- **To do**: Gather all lines with the word "name" in them.

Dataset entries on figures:
┄┄┄┄┄┄┄┄┄┄┄┄┄┄┄┄┄┄┄┄

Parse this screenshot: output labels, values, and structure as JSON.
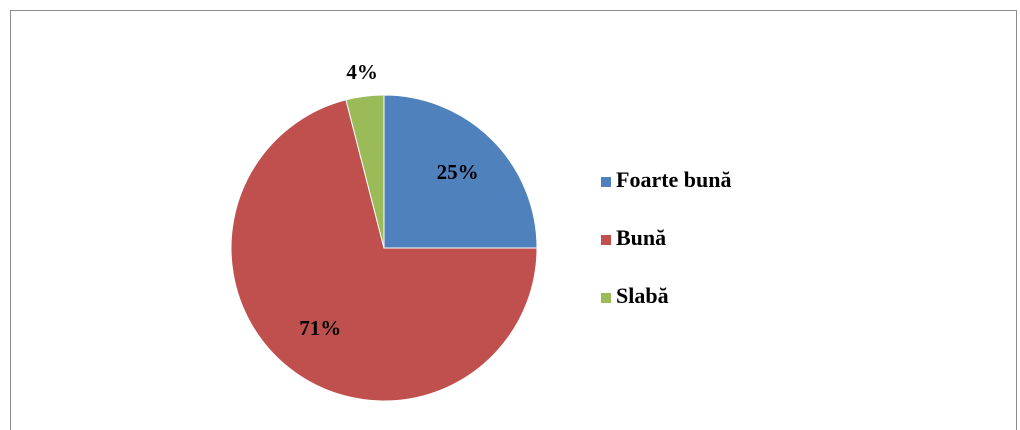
{
  "chart_data": {
    "type": "pie",
    "categories": [
      "Foarte bună",
      "Bună",
      "Slabă"
    ],
    "values": [
      25,
      71,
      4
    ],
    "value_labels": [
      "25%",
      "71%",
      "4%"
    ],
    "colors": [
      "#4f81bd",
      "#c0504d",
      "#9bbb59"
    ],
    "legend": "right"
  }
}
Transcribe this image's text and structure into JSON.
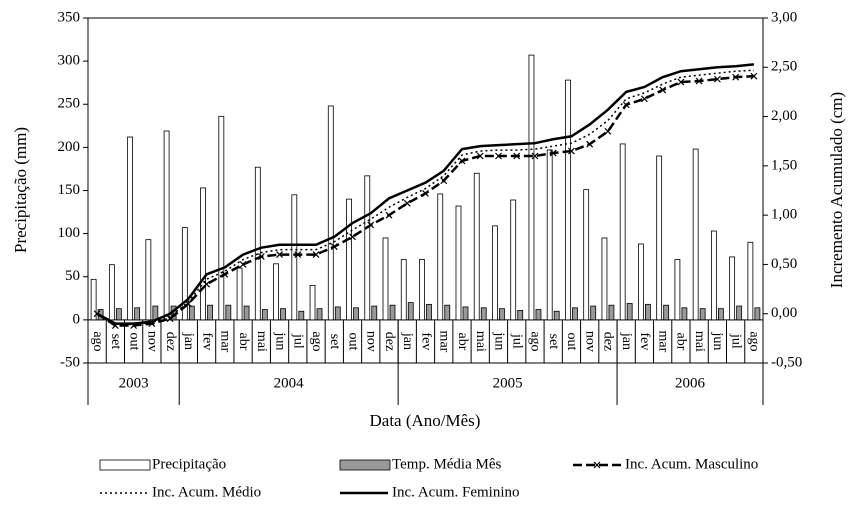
{
  "chart_data": {
    "type": "bar-line",
    "y_label": "Precipitação (mm)",
    "y2_label": "Incremento Acumulado (cm)",
    "x_label": "Data (Ano/Mês)",
    "categories": [
      "ago",
      "set",
      "out",
      "nov",
      "dez",
      "jan",
      "fev",
      "mar",
      "abr",
      "mai",
      "jun",
      "jul",
      "ago",
      "set",
      "out",
      "nov",
      "dez",
      "jan",
      "fev",
      "mar",
      "abr",
      "mai",
      "jun",
      "jul",
      "ago",
      "set",
      "out",
      "nov",
      "dez",
      "jan",
      "fev",
      "mar",
      "abr",
      "mai",
      "jun",
      "jul",
      "ago"
    ],
    "groups": [
      {
        "label": "2003",
        "count": 5
      },
      {
        "label": "2004",
        "count": 12
      },
      {
        "label": "2005",
        "count": 12
      },
      {
        "label": "2006",
        "count": 8
      }
    ],
    "series": [
      {
        "name": "Precipitação",
        "kind": "bar",
        "color": "#ffffff",
        "values": [
          47,
          64,
          212,
          93,
          219,
          107,
          153,
          236,
          60,
          177,
          65,
          145,
          40,
          248,
          140,
          167,
          95,
          70,
          70,
          146,
          132,
          170,
          109,
          139,
          307,
          197,
          278,
          151,
          95,
          204,
          88,
          190,
          70,
          198,
          103,
          73,
          90
        ]
      },
      {
        "name": "Temp. Média Mês",
        "kind": "bar",
        "color": "#999999",
        "values": [
          12,
          13,
          14,
          16,
          16,
          16,
          17,
          17,
          16,
          12,
          13,
          10,
          13,
          15,
          14,
          16,
          17,
          20,
          18,
          17,
          15,
          14,
          13,
          11,
          12,
          10,
          14,
          16,
          17,
          19,
          18,
          17,
          14,
          13,
          13,
          16,
          14
        ]
      },
      {
        "name": "Inc. Acum. Masculino",
        "kind": "line",
        "axis": "y2",
        "style": "dash-x",
        "color": "#000000",
        "values": [
          0,
          -0.12,
          -0.12,
          -0.1,
          -0.05,
          0.1,
          0.3,
          0.4,
          0.5,
          0.58,
          0.6,
          0.6,
          0.6,
          0.68,
          0.78,
          0.9,
          1.0,
          1.12,
          1.22,
          1.35,
          1.55,
          1.6,
          1.6,
          1.6,
          1.6,
          1.63,
          1.65,
          1.72,
          1.85,
          2.12,
          2.18,
          2.27,
          2.35,
          2.36,
          2.38,
          2.4,
          2.41
        ]
      },
      {
        "name": "Inc. Acum. Médio",
        "kind": "line",
        "axis": "y2",
        "style": "dot",
        "color": "#000000",
        "values": [
          0,
          -0.11,
          -0.11,
          -0.09,
          -0.03,
          0.12,
          0.35,
          0.43,
          0.55,
          0.62,
          0.65,
          0.65,
          0.65,
          0.73,
          0.85,
          0.96,
          1.08,
          1.18,
          1.27,
          1.4,
          1.61,
          1.65,
          1.66,
          1.66,
          1.67,
          1.7,
          1.73,
          1.82,
          1.96,
          2.18,
          2.24,
          2.33,
          2.4,
          2.42,
          2.44,
          2.46,
          2.47
        ]
      },
      {
        "name": "Inc. Acum. Feminino",
        "kind": "line",
        "axis": "y2",
        "style": "solid",
        "color": "#000000",
        "values": [
          0,
          -0.1,
          -0.1,
          -0.08,
          0,
          0.15,
          0.4,
          0.47,
          0.6,
          0.67,
          0.7,
          0.7,
          0.7,
          0.78,
          0.92,
          1.02,
          1.17,
          1.25,
          1.33,
          1.45,
          1.67,
          1.7,
          1.71,
          1.72,
          1.73,
          1.77,
          1.8,
          1.92,
          2.07,
          2.25,
          2.3,
          2.4,
          2.46,
          2.48,
          2.5,
          2.51,
          2.53
        ]
      }
    ],
    "ylim": [
      -50,
      350
    ],
    "yticks": [
      -50,
      0,
      50,
      100,
      150,
      200,
      250,
      300,
      350
    ],
    "y2lim": [
      -0.5,
      3
    ],
    "y2ticks": [
      {
        "value": -0.5,
        "label": "-0,50"
      },
      {
        "value": 0,
        "label": "0,00"
      },
      {
        "value": 0.5,
        "label": "0,50"
      },
      {
        "value": 1,
        "label": "1,00"
      },
      {
        "value": 1.5,
        "label": "1,50"
      },
      {
        "value": 2,
        "label": "2,00"
      },
      {
        "value": 2.5,
        "label": "2,50"
      },
      {
        "value": 3,
        "label": "3,00"
      }
    ]
  }
}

┄┄┄┄┄┄┄┄┄┄┄┄┄┄┄┄┄┄┄┄

- **Worked answer**:
        "name": "Precipitação",
        "name": "Temp. Média Mês",
        "name": "Inc. Acum. Masculino",
        "name": "Inc. Acum. Médio",
        "name": "Inc. Acum. Feminino",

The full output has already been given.